**Dataset content:**
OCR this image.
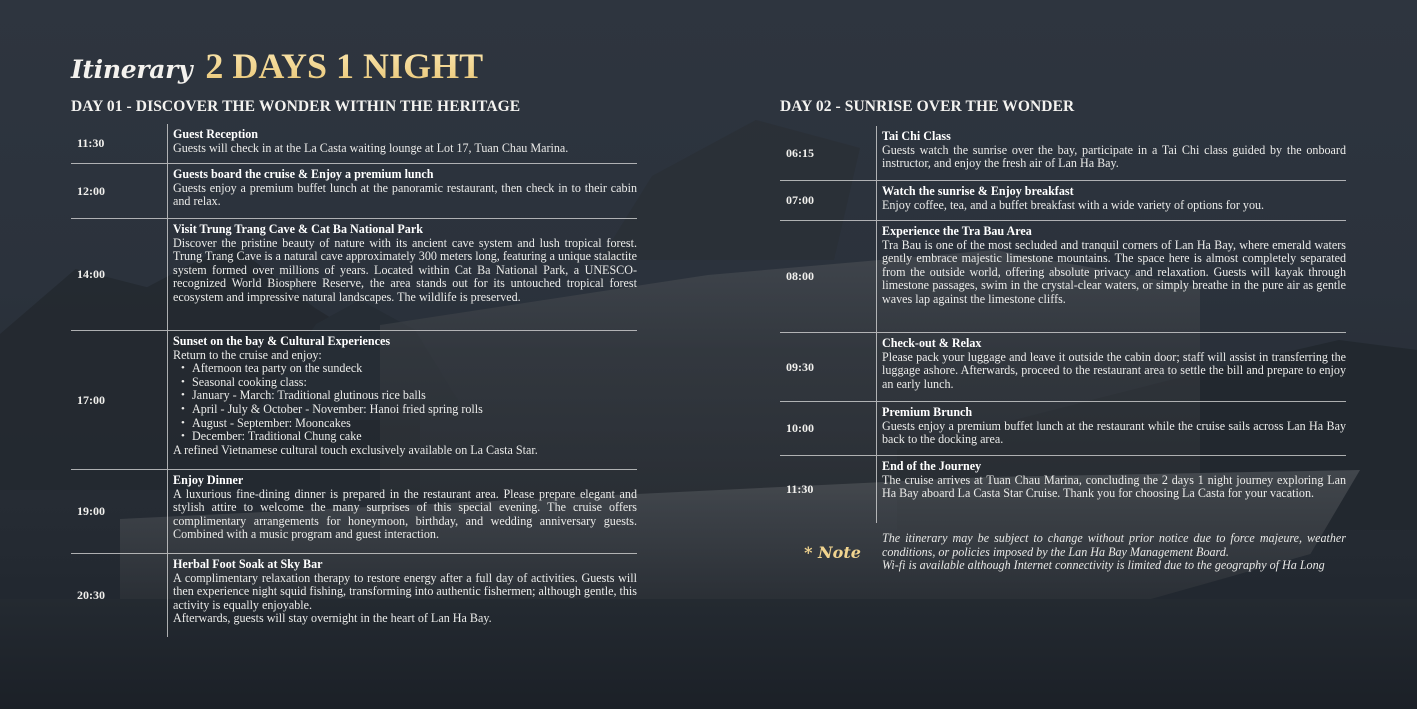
Itinerary 2 DAYS 1 NIGHT
DAY 01 - DISCOVER THE WONDER WITHIN THE HERITAGE
11:30
Guest Reception

Guests will check in at the La Casta waiting lounge at Lot 17, Tuan Chau Marina.

12:00
Guests board the cruise & Enjoy a premium lunch

Guests enjoy a premium buffet lunch at the panoramic restaurant, then check in to their cabin and relax.

14:00
Visit Trung Trang Cave & Cat Ba National Park

Discover the pristine beauty of nature with its ancient cave system and lush tropical forest. Trung Trang Cave is a natural cave approximately 300 meters long, featuring a unique stalactite system formed over millions of years. Located within Cat Ba National Park, a UNESCO-recognized World Biosphere Reserve, the area stands out for its untouched tropical forest ecosystem and impressive natural landscapes. The wildlife is preserved.

17:00
Sunset on the bay & Cultural Experiences

Return to the cruise and enjoy:

• Afternoon tea party on the sundeck
• Seasonal cooking class:
• January - March: Traditional glutinous rice balls
• April - July & October - November: Hanoi fried spring rolls
• August - September: Mooncakes
• December: Traditional Chung cake

A refined Vietnamese cultural touch exclusively available on La Casta Star.

19:00
Enjoy Dinner

A luxurious fine-dining dinner is prepared in the restaurant area. Please prepare elegant and stylish attire to welcome the many surprises of this special evening. The cruise offers complimentary arrangements for honeymoon, birthday, and wedding anniversary guests. Combined with a music program and guest interaction.

20:30
Herbal Foot Soak at Sky Bar

A complimentary relaxation therapy to restore energy after a full day of activities. Guests will then experience night squid fishing, transforming into authentic fishermen; although gentle, this activity is equally enjoyable.

Afterwards, guests will stay overnight in the heart of Lan Ha Bay.

DAY 02 - SUNRISE OVER THE WONDER
06:15
Tai Chi Class

Guests watch the sunrise over the bay, participate in a Tai Chi class guided by the onboard instructor, and enjoy the fresh air of Lan Ha Bay.

07:00
Watch the sunrise & Enjoy breakfast

Enjoy coffee, tea, and a buffet breakfast with a wide variety of options for you.

08:00
Experience the Tra Bau Area

Tra Bau is one of the most secluded and tranquil corners of Lan Ha Bay, where emerald waters gently embrace majestic limestone mountains. The space here is almost completely separated from the outside world, offering absolute privacy and relaxation. Guests will kayak through limestone passages, swim in the crystal-clear waters, or simply breathe in the pure air as gentle waves lap against the limestone cliffs.

09:30
Check-out & Relax

Please pack your luggage and leave it outside the cabin door; staff will assist in transferring the luggage ashore. Afterwards, proceed to the restaurant area to settle the bill and prepare to enjoy an early lunch.

10:00
Premium Brunch

Guests enjoy a premium buffet lunch at the restaurant while the cruise sails across Lan Ha Bay back to the docking area.

11:30
End of the Journey

The cruise arrives at Tuan Chau Marina, concluding the 2 days 1 night journey exploring Lan Ha Bay aboard La Casta Star Cruise. Thank you for choosing La Casta for your vacation.

* Note

The itinerary may be subject to change without prior notice due to force majeure, weather conditions, or policies imposed by the Lan Ha Bay Management Board.

Wi-fi is available although Internet connectivity is limited due to the geography of Ha Long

**Aim of the task:** From the entries above, copy each line holding "complimentary".

**Solution to the exercise:**
A luxurious fine-dining dinner is prepared in the restaurant area. Please prepare elegant and stylish attire to welcome the many surprises of this special evening. The cruise offers complimentary arrangements for honeymoon, birthday, and wedding anniversary guests. Combined with a music program and guest interaction.
A complimentary relaxation therapy to restore energy after a full day of activities. Guests will then experience night squid fishing, transforming into authentic fishermen; although gentle, this activity is equally enjoyable.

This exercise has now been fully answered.